## Material supplied
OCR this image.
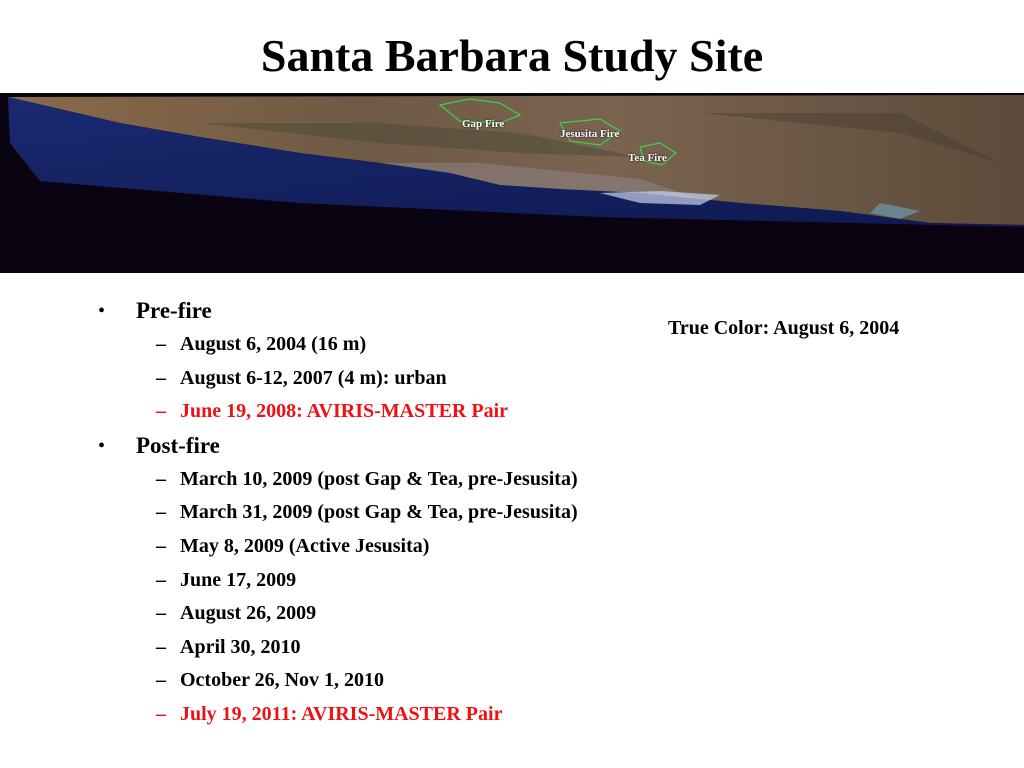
Santa Barbara Study Site
Gap Fire
Jesusita Fire
Tea Fire
10 km
True Color: 650,550,450 nm RGB	True Color: August 6, 2004
• Pre-fire
– August 6, 2004 (16 m)
– August 6-12, 2007 (4 m): urban
– June 19, 2008: AVIRIS-MASTER Pair
• Post-fire
– March 10, 2009 (post Gap & Tea, pre-Jesusita)
– March 31, 2009 (post Gap & Tea, pre-Jesusita)
– May 8, 2009 (Active Jesusita)
– June 17, 2009
– August 26, 2009
– April 30, 2010
– October 26, Nov 1, 2010
– July 19, 2011: AVIRIS-MASTER Pair
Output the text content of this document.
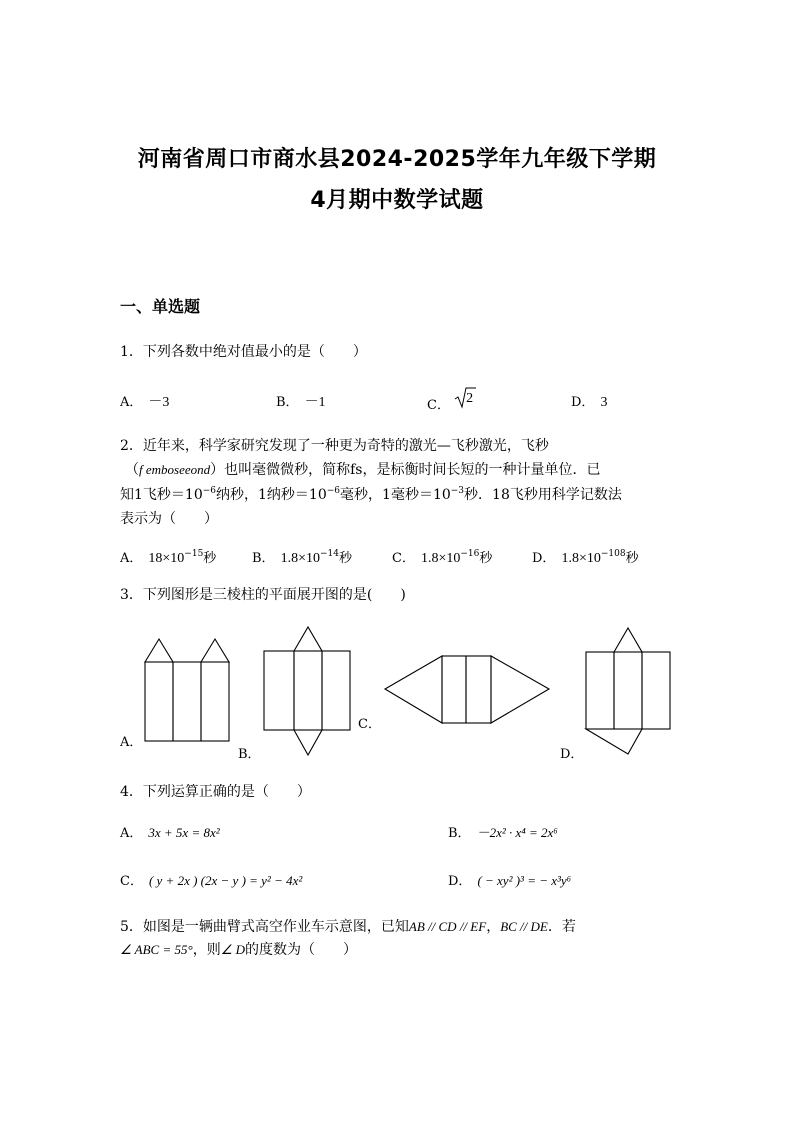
河南省周口市商水县2024-2025学年九年级下学期
4月期中数学试题
一、单选题
1．下列各数中绝对值最小的是（　　）
A． －3	B． －1	C． 2	D． 3
2．近年来，科学家研究发现了一种更为奇特的激光—飞秒激光，飞秒
（f emboseeond）也叫毫微微秒，简称fs，是标衡时间长短的一种计量单位．已
知1飞秒$=10^{-6}$纳秒，1纳秒$=10^{-6}$毫秒，1毫秒$=10^{-3}$秒．18飞秒用科学记数法
表示为（　　）
A． $18\times 10^{-15}$秒	B． $1.8\times 10^{-14}$秒	C． $1.8\times 10^{-16}$秒	D． $1.8\times 10^{-108}$秒
3．下列图形是三棱柱的平面展开图的是(　　)
A．
B．
C．
D．
4．下列运算正确的是（　　）
A． 3x + 5x = 8x²	B． －2x² · x⁴ = 2x⁶
C． ( y + 2x ) (2x − y ) = y² − 4x²	D． ( − xy² )³ = − x³y⁶
5．如图是一辆曲臂式高空作业车示意图，已知AB // CD // EF，BC // DE．若
∠ ABC = 55°，则∠ D的度数为（　　）
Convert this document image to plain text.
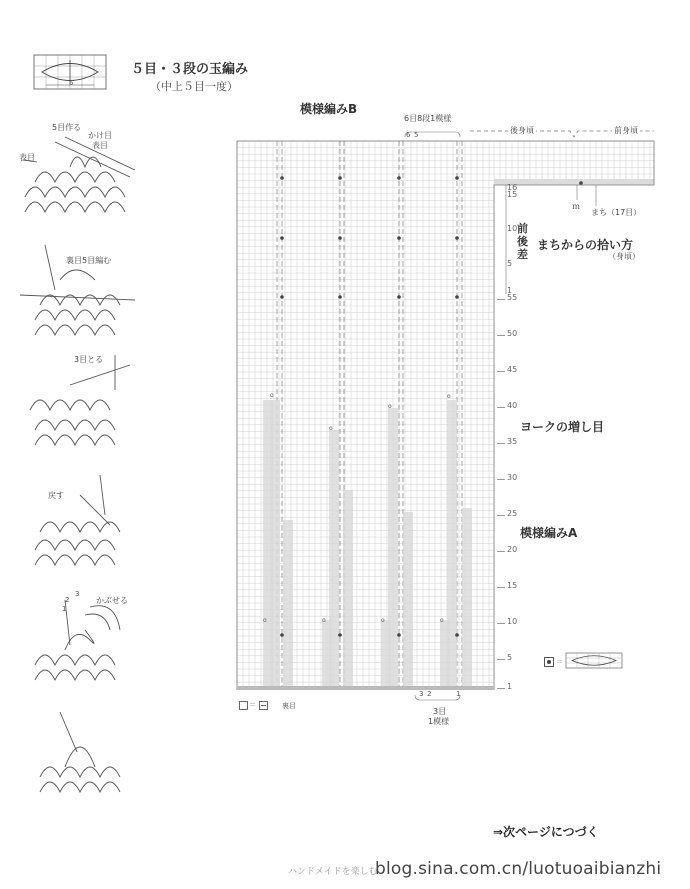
5
５目・３段の玉編み
（中上５目一度）
5目作る
かけ目
表目
表目
裏目5目編む
3目とる
戻す
かぶせる
1
2
3
o	o	o	o
o
o
o
o
模様編みB
6目8段1模様
6 5	後身頃	前身頃
前後差
まちからの拾い方
（身頃）
ｍ
まち（17目）
ヨークの増し目
模様編みA
3 2	1
3目
1模様
1
5
10
15
20
25
30
35
40
45
50
55
1
5
10
15
16
＝	裏目
＝
⇒次ページにつづく
ハンドメイドを楽しむ
blog.sina.com.cn/luotuoaibianzhi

## Task to carry out
Go through the listing above and quote it exactly, apart from its images.

## Solution for this task
OCR this image.
Santa Barbara Study Site
Gap Fire
Jesusita Fire
Tea Fire
10 km
True Color: 650,550,450 nm RGB	True Color: August 6, 2004
• Pre-fire
– August 6, 2004 (16 m)
– August 6-12, 2007 (4 m): urban
– June 19, 2008: AVIRIS-MASTER Pair
• Post-fire
– March 10, 2009 (post Gap & Tea, pre-Jesusita)
– March 31, 2009 (post Gap & Tea, pre-Jesusita)
– May 8, 2009 (Active Jesusita)
– June 17, 2009
– August 26, 2009
– April 30, 2010
– October 26, Nov 1, 2010
– July 19, 2011: AVIRIS-MASTER Pair
Output the text content of this document.
河南省周口市商水县2024-2025学年九年级下学期
4月期中数学试题
一、单选题
1．下列各数中绝对值最小的是（　　）
A． －3	B． －1	C． 2	D． 3
2．近年来，科学家研究发现了一种更为奇特的激光—飞秒激光，飞秒
（f emboseeond）也叫毫微微秒，简称fs，是标衡时间长短的一种计量单位．已
知1飞秒$=10^{-6}$纳秒，1纳秒$=10^{-6}$毫秒，1毫秒$=10^{-3}$秒．18飞秒用科学记数法
表示为（　　）
A． $18\times 10^{-15}$秒	B． $1.8\times 10^{-14}$秒	C． $1.8\times 10^{-16}$秒	D． $1.8\times 10^{-108}$秒
3．下列图形是三棱柱的平面展开图的是(　　)
A．
B．
C．
D．
4．下列运算正确的是（　　）
A． 3x + 5x = 8x²	B． －2x² · x⁴ = 2x⁶
C． ( y + 2x ) (2x − y ) = y² − 4x²	D． ( − xy² )³ = − x³y⁶
5．如图是一辆曲臂式高空作业车示意图，已知AB // CD // EF，BC // DE．若
∠ ABC = 55°，则∠ D的度数为（　　）
Convert this document image to plain text.
5
５目・３段の玉編み
（中上５目一度）
5目作る
かけ目
表目
表目
裏目5目編む
3目とる
戻す
かぶせる
1
2
3
o	o	o	o
o
o
o
o
模様編みB
6目8段1模様
6 5	後身頃	前身頃
前後差
まちからの拾い方
（身頃）
ｍ
まち（17目）
ヨークの増し目
模様編みA
3 2	1
3目
1模様
1
5
10
15
20
25
30
35
40
45
50
55
1
5
10
15
16
＝	裏目
＝
⇒次ページにつづく
ハンドメイドを楽しむ
blog.sina.com.cn/luotuoaibianzhi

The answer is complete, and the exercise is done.